— Start INPUT RECORDS —
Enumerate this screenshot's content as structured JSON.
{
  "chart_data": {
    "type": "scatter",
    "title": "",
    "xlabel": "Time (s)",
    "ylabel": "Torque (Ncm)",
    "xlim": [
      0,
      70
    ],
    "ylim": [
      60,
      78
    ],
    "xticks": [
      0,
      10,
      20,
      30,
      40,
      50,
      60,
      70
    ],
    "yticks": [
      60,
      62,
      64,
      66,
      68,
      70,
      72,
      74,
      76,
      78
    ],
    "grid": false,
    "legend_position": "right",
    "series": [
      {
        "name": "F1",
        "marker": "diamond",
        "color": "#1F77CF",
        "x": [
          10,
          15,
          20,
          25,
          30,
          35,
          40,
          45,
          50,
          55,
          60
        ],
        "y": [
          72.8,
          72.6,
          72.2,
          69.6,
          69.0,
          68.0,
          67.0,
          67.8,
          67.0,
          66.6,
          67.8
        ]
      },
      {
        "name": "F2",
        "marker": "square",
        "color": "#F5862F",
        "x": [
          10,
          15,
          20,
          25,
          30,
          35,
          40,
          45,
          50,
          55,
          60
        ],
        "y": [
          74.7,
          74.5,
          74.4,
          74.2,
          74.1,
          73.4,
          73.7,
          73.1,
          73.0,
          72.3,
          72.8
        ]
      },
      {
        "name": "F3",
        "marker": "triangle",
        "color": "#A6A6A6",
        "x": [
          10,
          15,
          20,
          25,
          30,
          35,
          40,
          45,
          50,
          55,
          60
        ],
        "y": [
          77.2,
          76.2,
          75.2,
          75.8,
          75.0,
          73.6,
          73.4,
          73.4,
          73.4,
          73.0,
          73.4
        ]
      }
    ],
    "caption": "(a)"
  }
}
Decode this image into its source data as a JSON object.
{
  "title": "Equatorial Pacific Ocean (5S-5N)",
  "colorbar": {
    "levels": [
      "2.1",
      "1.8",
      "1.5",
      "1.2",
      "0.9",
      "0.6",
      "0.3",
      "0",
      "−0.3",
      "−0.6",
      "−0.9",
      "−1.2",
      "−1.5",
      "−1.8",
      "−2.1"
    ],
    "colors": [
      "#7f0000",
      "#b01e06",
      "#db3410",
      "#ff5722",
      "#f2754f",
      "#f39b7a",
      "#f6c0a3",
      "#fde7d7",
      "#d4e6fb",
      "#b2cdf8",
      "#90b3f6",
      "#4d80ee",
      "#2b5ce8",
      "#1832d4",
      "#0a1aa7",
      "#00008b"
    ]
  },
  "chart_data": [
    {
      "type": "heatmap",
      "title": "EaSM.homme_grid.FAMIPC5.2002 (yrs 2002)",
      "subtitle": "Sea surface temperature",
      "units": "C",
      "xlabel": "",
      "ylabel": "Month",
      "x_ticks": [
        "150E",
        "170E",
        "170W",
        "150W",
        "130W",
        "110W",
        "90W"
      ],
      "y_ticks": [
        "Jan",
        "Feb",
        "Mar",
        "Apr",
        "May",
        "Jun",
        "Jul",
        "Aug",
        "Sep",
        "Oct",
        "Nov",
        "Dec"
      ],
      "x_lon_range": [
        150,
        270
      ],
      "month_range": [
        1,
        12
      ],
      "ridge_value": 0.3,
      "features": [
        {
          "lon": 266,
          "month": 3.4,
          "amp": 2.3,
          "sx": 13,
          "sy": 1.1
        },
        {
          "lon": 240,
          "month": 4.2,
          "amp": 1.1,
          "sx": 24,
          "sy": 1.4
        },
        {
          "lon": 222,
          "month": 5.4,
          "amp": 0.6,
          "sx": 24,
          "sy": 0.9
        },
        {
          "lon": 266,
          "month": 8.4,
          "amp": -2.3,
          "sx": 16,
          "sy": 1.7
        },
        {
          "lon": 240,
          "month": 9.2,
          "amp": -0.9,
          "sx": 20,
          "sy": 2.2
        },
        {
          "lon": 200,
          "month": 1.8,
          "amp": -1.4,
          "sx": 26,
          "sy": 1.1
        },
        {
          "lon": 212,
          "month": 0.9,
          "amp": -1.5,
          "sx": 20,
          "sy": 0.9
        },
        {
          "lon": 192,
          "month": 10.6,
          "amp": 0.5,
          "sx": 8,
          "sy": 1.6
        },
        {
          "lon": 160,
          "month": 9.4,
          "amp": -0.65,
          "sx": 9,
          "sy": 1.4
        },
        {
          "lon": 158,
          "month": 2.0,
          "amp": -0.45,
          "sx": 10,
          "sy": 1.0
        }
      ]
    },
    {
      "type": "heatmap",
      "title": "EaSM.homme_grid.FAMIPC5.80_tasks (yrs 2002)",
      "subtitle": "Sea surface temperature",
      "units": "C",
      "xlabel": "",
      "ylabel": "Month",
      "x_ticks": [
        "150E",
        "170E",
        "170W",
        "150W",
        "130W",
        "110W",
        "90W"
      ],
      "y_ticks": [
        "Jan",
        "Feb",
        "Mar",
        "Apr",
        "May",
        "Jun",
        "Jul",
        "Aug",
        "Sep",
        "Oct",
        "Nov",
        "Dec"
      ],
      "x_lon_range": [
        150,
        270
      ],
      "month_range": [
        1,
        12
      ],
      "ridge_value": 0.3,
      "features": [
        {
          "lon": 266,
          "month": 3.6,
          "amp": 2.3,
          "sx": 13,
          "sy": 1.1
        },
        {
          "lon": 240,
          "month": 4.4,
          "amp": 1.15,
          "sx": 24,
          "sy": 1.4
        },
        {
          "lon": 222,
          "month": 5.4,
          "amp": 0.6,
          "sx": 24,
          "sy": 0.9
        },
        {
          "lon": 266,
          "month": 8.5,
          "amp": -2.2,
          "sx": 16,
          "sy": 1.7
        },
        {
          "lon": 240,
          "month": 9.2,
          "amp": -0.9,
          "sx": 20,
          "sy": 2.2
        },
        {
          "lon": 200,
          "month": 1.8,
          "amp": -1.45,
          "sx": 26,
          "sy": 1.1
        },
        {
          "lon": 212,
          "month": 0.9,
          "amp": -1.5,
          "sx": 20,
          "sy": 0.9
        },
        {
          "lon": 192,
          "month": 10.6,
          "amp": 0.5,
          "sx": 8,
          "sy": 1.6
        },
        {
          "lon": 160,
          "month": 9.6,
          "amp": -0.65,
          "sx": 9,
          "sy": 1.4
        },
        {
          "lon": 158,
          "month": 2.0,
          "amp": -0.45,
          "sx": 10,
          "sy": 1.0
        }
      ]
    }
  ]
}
— End INPUT RECORDS —
TASK GOAL :: Reproduce the entries above in full, verbatim.

TASK ANSWER ::
Enumerate this screenshot's content as structured JSON.
{
  "chart_data": {
    "type": "scatter",
    "title": "",
    "xlabel": "Time (s)",
    "ylabel": "Torque (Ncm)",
    "xlim": [
      0,
      70
    ],
    "ylim": [
      60,
      78
    ],
    "xticks": [
      0,
      10,
      20,
      30,
      40,
      50,
      60,
      70
    ],
    "yticks": [
      60,
      62,
      64,
      66,
      68,
      70,
      72,
      74,
      76,
      78
    ],
    "grid": false,
    "legend_position": "right",
    "series": [
      {
        "name": "F1",
        "marker": "diamond",
        "color": "#1F77CF",
        "x": [
          10,
          15,
          20,
          25,
          30,
          35,
          40,
          45,
          50,
          55,
          60
        ],
        "y": [
          72.8,
          72.6,
          72.2,
          69.6,
          69.0,
          68.0,
          67.0,
          67.8,
          67.0,
          66.6,
          67.8
        ]
      },
      {
        "name": "F2",
        "marker": "square",
        "color": "#F5862F",
        "x": [
          10,
          15,
          20,
          25,
          30,
          35,
          40,
          45,
          50,
          55,
          60
        ],
        "y": [
          74.7,
          74.5,
          74.4,
          74.2,
          74.1,
          73.4,
          73.7,
          73.1,
          73.0,
          72.3,
          72.8
        ]
      },
      {
        "name": "F3",
        "marker": "triangle",
        "color": "#A6A6A6",
        "x": [
          10,
          15,
          20,
          25,
          30,
          35,
          40,
          45,
          50,
          55,
          60
        ],
        "y": [
          77.2,
          76.2,
          75.2,
          75.8,
          75.0,
          73.6,
          73.4,
          73.4,
          73.4,
          73.0,
          73.4
        ]
      }
    ],
    "caption": "(a)"
  }
}
Decode this image into its source data as a JSON object.
{
  "title": "Equatorial Pacific Ocean (5S-5N)",
  "colorbar": {
    "levels": [
      "2.1",
      "1.8",
      "1.5",
      "1.2",
      "0.9",
      "0.6",
      "0.3",
      "0",
      "−0.3",
      "−0.6",
      "−0.9",
      "−1.2",
      "−1.5",
      "−1.8",
      "−2.1"
    ],
    "colors": [
      "#7f0000",
      "#b01e06",
      "#db3410",
      "#ff5722",
      "#f2754f",
      "#f39b7a",
      "#f6c0a3",
      "#fde7d7",
      "#d4e6fb",
      "#b2cdf8",
      "#90b3f6",
      "#4d80ee",
      "#2b5ce8",
      "#1832d4",
      "#0a1aa7",
      "#00008b"
    ]
  },
  "chart_data": [
    {
      "type": "heatmap",
      "title": "EaSM.homme_grid.FAMIPC5.2002 (yrs 2002)",
      "subtitle": "Sea surface temperature",
      "units": "C",
      "xlabel": "",
      "ylabel": "Month",
      "x_ticks": [
        "150E",
        "170E",
        "170W",
        "150W",
        "130W",
        "110W",
        "90W"
      ],
      "y_ticks": [
        "Jan",
        "Feb",
        "Mar",
        "Apr",
        "May",
        "Jun",
        "Jul",
        "Aug",
        "Sep",
        "Oct",
        "Nov",
        "Dec"
      ],
      "x_lon_range": [
        150,
        270
      ],
      "month_range": [
        1,
        12
      ],
      "ridge_value": 0.3,
      "features": [
        {
          "lon": 266,
          "month": 3.4,
          "amp": 2.3,
          "sx": 13,
          "sy": 1.1
        },
        {
          "lon": 240,
          "month": 4.2,
          "amp": 1.1,
          "sx": 24,
          "sy": 1.4
        },
        {
          "lon": 222,
          "month": 5.4,
          "amp": 0.6,
          "sx": 24,
          "sy": 0.9
        },
        {
          "lon": 266,
          "month": 8.4,
          "amp": -2.3,
          "sx": 16,
          "sy": 1.7
        },
        {
          "lon": 240,
          "month": 9.2,
          "amp": -0.9,
          "sx": 20,
          "sy": 2.2
        },
        {
          "lon": 200,
          "month": 1.8,
          "amp": -1.4,
          "sx": 26,
          "sy": 1.1
        },
        {
          "lon": 212,
          "month": 0.9,
          "amp": -1.5,
          "sx": 20,
          "sy": 0.9
        },
        {
          "lon": 192,
          "month": 10.6,
          "amp": 0.5,
          "sx": 8,
          "sy": 1.6
        },
        {
          "lon": 160,
          "month": 9.4,
          "amp": -0.65,
          "sx": 9,
          "sy": 1.4
        },
        {
          "lon": 158,
          "month": 2.0,
          "amp": -0.45,
          "sx": 10,
          "sy": 1.0
        }
      ]
    },
    {
      "type": "heatmap",
      "title": "EaSM.homme_grid.FAMIPC5.80_tasks (yrs 2002)",
      "subtitle": "Sea surface temperature",
      "units": "C",
      "xlabel": "",
      "ylabel": "Month",
      "x_ticks": [
        "150E",
        "170E",
        "170W",
        "150W",
        "130W",
        "110W",
        "90W"
      ],
      "y_ticks": [
        "Jan",
        "Feb",
        "Mar",
        "Apr",
        "May",
        "Jun",
        "Jul",
        "Aug",
        "Sep",
        "Oct",
        "Nov",
        "Dec"
      ],
      "x_lon_range": [
        150,
        270
      ],
      "month_range": [
        1,
        12
      ],
      "ridge_value": 0.3,
      "features": [
        {
          "lon": 266,
          "month": 3.6,
          "amp": 2.3,
          "sx": 13,
          "sy": 1.1
        },
        {
          "lon": 240,
          "month": 4.4,
          "amp": 1.15,
          "sx": 24,
          "sy": 1.4
        },
        {
          "lon": 222,
          "month": 5.4,
          "amp": 0.6,
          "sx": 24,
          "sy": 0.9
        },
        {
          "lon": 266,
          "month": 8.5,
          "amp": -2.2,
          "sx": 16,
          "sy": 1.7
        },
        {
          "lon": 240,
          "month": 9.2,
          "amp": -0.9,
          "sx": 20,
          "sy": 2.2
        },
        {
          "lon": 200,
          "month": 1.8,
          "amp": -1.45,
          "sx": 26,
          "sy": 1.1
        },
        {
          "lon": 212,
          "month": 0.9,
          "amp": -1.5,
          "sx": 20,
          "sy": 0.9
        },
        {
          "lon": 192,
          "month": 10.6,
          "amp": 0.5,
          "sx": 8,
          "sy": 1.6
        },
        {
          "lon": 160,
          "month": 9.6,
          "amp": -0.65,
          "sx": 9,
          "sy": 1.4
        },
        {
          "lon": 158,
          "month": 2.0,
          "amp": -0.45,
          "sx": 10,
          "sy": 1.0
        }
      ]
    }
  ]
}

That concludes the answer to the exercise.